Direction: A partial copy is required: transcribe exactly the lines from the one containing "OCR this image." through the last line below, without any pictures.

Material provided:
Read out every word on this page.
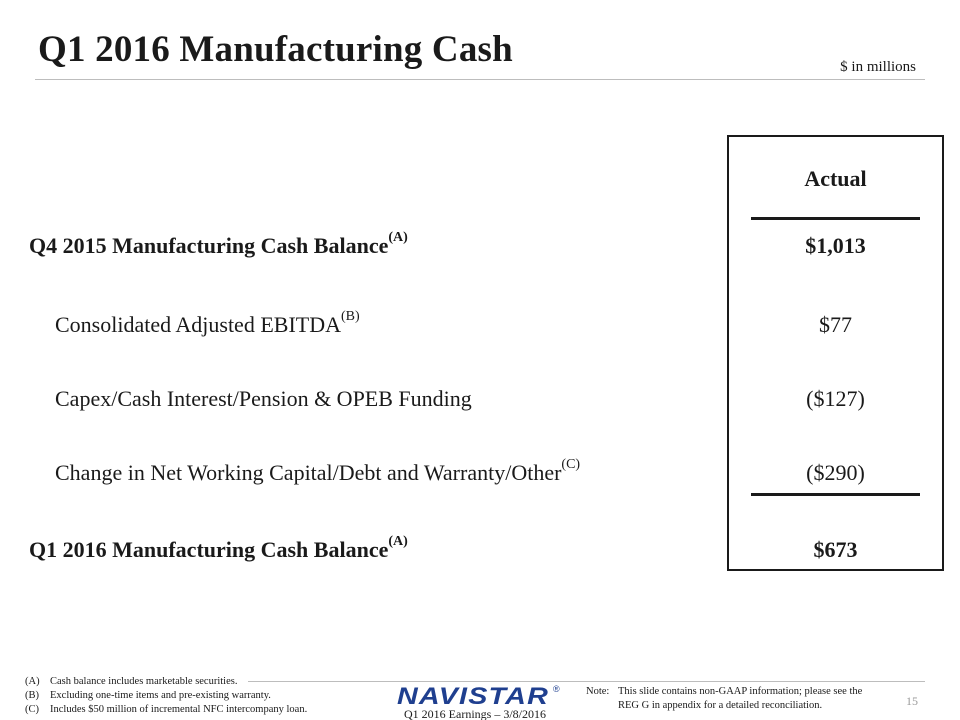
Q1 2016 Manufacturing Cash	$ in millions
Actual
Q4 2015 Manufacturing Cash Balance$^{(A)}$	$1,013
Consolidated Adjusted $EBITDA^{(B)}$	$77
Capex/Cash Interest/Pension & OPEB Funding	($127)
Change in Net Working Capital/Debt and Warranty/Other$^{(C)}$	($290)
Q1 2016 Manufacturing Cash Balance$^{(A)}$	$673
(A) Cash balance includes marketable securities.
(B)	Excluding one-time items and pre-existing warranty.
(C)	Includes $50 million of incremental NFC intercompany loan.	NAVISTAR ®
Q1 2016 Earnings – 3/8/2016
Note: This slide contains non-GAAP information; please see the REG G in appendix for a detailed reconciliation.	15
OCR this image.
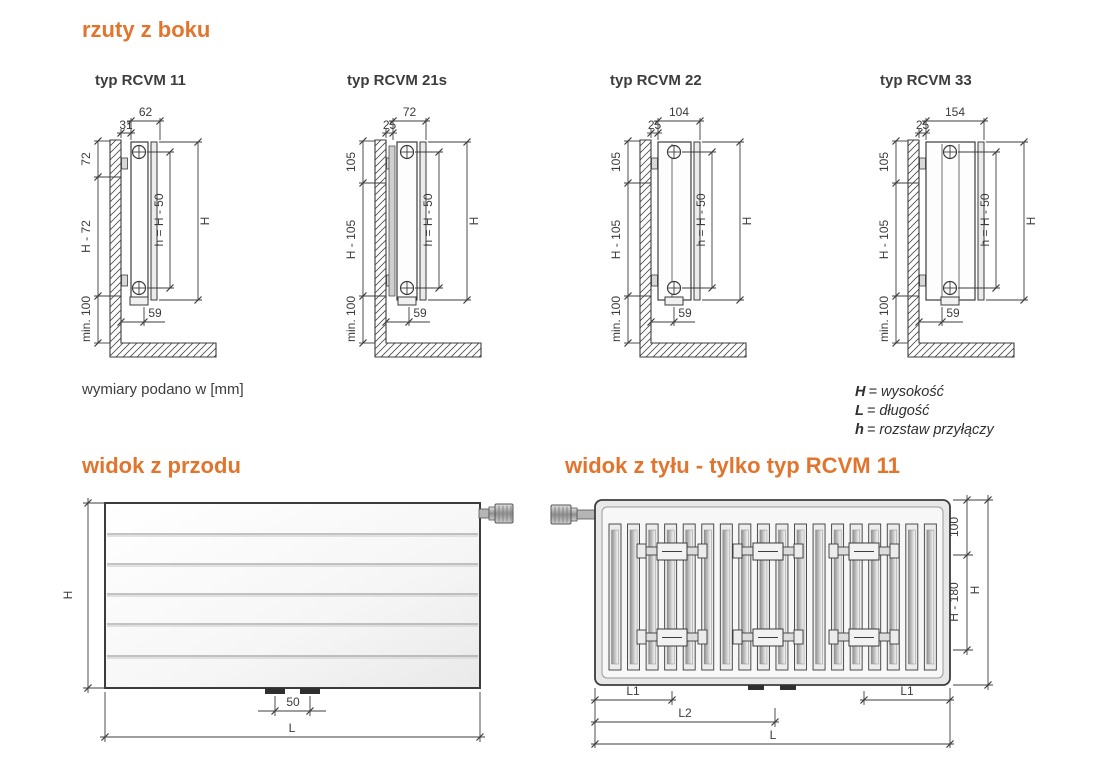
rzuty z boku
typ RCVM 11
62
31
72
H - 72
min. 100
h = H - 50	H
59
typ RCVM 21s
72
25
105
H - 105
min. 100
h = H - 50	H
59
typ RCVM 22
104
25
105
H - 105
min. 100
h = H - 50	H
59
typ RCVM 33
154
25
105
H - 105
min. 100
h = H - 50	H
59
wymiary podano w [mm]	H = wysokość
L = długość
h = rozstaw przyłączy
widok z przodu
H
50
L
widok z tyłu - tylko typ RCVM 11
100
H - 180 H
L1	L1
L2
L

Output of the exercise:
OCR this image.
rzuty z boku
typ RCVM 11
62
31
72
H - 72
min. 100
h = H - 50	H
59
typ RCVM 21s
72
25
105
H - 105
min. 100
h = H - 50	H
59
typ RCVM 22
104
25
105
H - 105
min. 100
h = H - 50	H
59
typ RCVM 33
154
25
105
H - 105
min. 100
h = H - 50	H
59
wymiary podano w [mm]	H = wysokość
L = długość
h = rozstaw przyłączy
widok z przodu
H
50
L
widok z tyłu - tylko typ RCVM 11
100
H - 180 H
L1	L1
L2
L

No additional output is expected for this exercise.